--- BEGIN Data for processing ---
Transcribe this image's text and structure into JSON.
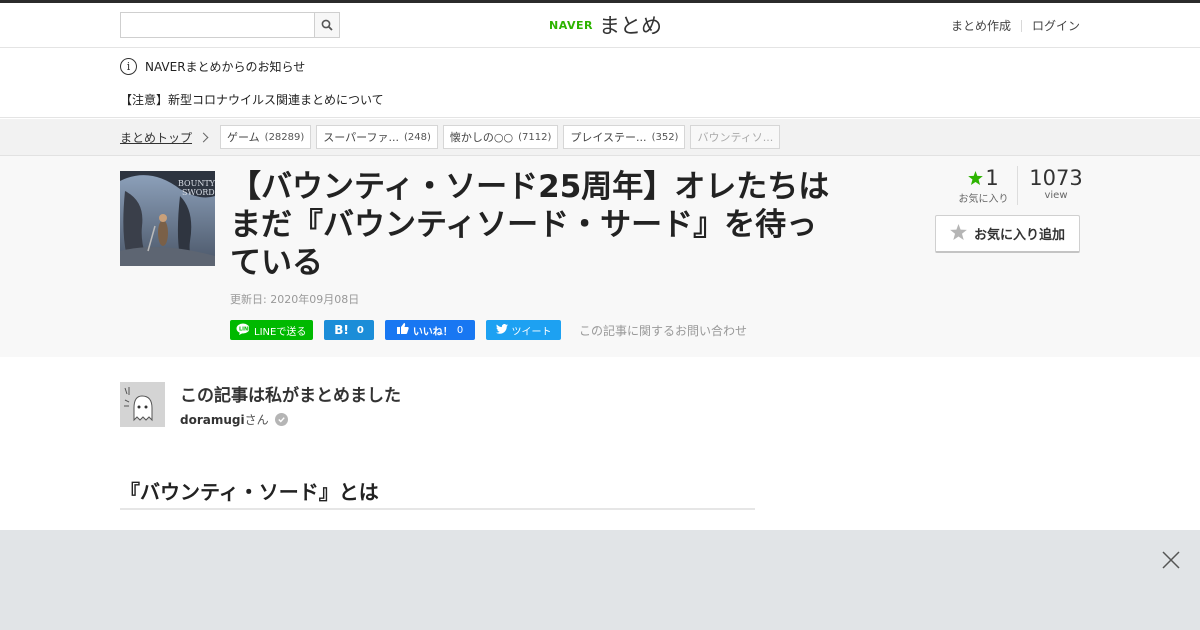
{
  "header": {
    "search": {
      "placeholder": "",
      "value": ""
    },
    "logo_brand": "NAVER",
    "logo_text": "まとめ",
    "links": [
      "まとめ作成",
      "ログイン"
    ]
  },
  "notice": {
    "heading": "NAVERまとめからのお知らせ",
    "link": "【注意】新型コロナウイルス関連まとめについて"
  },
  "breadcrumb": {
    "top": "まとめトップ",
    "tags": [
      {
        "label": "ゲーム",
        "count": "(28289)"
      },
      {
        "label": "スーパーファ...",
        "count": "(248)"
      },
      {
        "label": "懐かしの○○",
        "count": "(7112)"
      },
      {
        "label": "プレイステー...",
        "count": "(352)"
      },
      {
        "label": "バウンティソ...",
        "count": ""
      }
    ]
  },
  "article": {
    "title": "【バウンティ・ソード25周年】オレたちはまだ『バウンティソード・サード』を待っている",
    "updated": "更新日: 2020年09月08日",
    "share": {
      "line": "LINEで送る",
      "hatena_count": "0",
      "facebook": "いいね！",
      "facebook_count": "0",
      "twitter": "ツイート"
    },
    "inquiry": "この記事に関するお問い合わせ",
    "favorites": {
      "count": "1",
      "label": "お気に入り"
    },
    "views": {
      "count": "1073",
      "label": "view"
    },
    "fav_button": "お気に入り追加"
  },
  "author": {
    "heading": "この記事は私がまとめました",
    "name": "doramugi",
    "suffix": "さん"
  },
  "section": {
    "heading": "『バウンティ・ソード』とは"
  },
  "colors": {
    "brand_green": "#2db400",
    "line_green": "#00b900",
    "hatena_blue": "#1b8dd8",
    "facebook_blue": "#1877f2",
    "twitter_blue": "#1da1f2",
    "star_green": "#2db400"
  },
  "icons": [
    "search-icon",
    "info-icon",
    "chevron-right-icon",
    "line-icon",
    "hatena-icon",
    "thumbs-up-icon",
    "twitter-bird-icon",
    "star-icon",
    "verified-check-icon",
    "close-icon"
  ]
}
--- END Data for processing ---
Work to be completed →
Restate the listing above word for word, and skip the pictures.

Right answer →
Transcribe this image's text and structure into JSON.
{
  "header": {
    "search": {
      "placeholder": "",
      "value": ""
    },
    "logo_brand": "NAVER",
    "logo_text": "まとめ",
    "links": [
      "まとめ作成",
      "ログイン"
    ]
  },
  "notice": {
    "heading": "NAVERまとめからのお知らせ",
    "link": "【注意】新型コロナウイルス関連まとめについて"
  },
  "breadcrumb": {
    "top": "まとめトップ",
    "tags": [
      {
        "label": "ゲーム",
        "count": "(28289)"
      },
      {
        "label": "スーパーファ...",
        "count": "(248)"
      },
      {
        "label": "懐かしの○○",
        "count": "(7112)"
      },
      {
        "label": "プレイステー...",
        "count": "(352)"
      },
      {
        "label": "バウンティソ...",
        "count": ""
      }
    ]
  },
  "article": {
    "title": "【バウンティ・ソード25周年】オレたちはまだ『バウンティソード・サード』を待っている",
    "updated": "更新日: 2020年09月08日",
    "share": {
      "line": "LINEで送る",
      "hatena_count": "0",
      "facebook": "いいね！",
      "facebook_count": "0",
      "twitter": "ツイート"
    },
    "inquiry": "この記事に関するお問い合わせ",
    "favorites": {
      "count": "1",
      "label": "お気に入り"
    },
    "views": {
      "count": "1073",
      "label": "view"
    },
    "fav_button": "お気に入り追加"
  },
  "author": {
    "heading": "この記事は私がまとめました",
    "name": "doramugi",
    "suffix": "さん"
  },
  "section": {
    "heading": "『バウンティ・ソード』とは"
  },
  "colors": {
    "brand_green": "#2db400",
    "line_green": "#00b900",
    "hatena_blue": "#1b8dd8",
    "facebook_blue": "#1877f2",
    "twitter_blue": "#1da1f2",
    "star_green": "#2db400"
  },
  "icons": [
    "search-icon",
    "info-icon",
    "chevron-right-icon",
    "line-icon",
    "hatena-icon",
    "thumbs-up-icon",
    "twitter-bird-icon",
    "star-icon",
    "verified-check-icon",
    "close-icon"
  ]
}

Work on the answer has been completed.